Figure record listings:
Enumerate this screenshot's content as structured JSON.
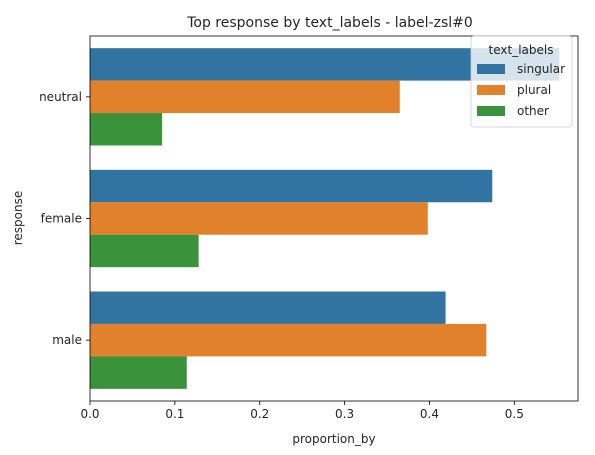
{
  "chart_data": {
    "type": "bar",
    "orientation": "horizontal",
    "title": "Top  response by text_labels - label-zsl#0",
    "xlabel": "proportion_by",
    "ylabel": "response",
    "categories": [
      "neutral",
      "female",
      "male"
    ],
    "xlim": [
      0,
      0.575
    ],
    "xticks": [
      "0.0",
      "0.1",
      "0.2",
      "0.3",
      "0.4",
      "0.5"
    ],
    "grid": false,
    "legend": {
      "title": "text_labels",
      "placement": "top-right"
    },
    "series": [
      {
        "name": "singular",
        "color": "#3274a1",
        "values": [
          0.553,
          0.474,
          0.419
        ]
      },
      {
        "name": "plural",
        "color": "#e1812c",
        "values": [
          0.365,
          0.398,
          0.467
        ]
      },
      {
        "name": "other",
        "color": "#3a923a",
        "values": [
          0.085,
          0.128,
          0.114
        ]
      }
    ]
  }
}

SHORT PROBLEM:
Your answer should be a single number: the count of lines containing the word "color".

THE REPLY:
3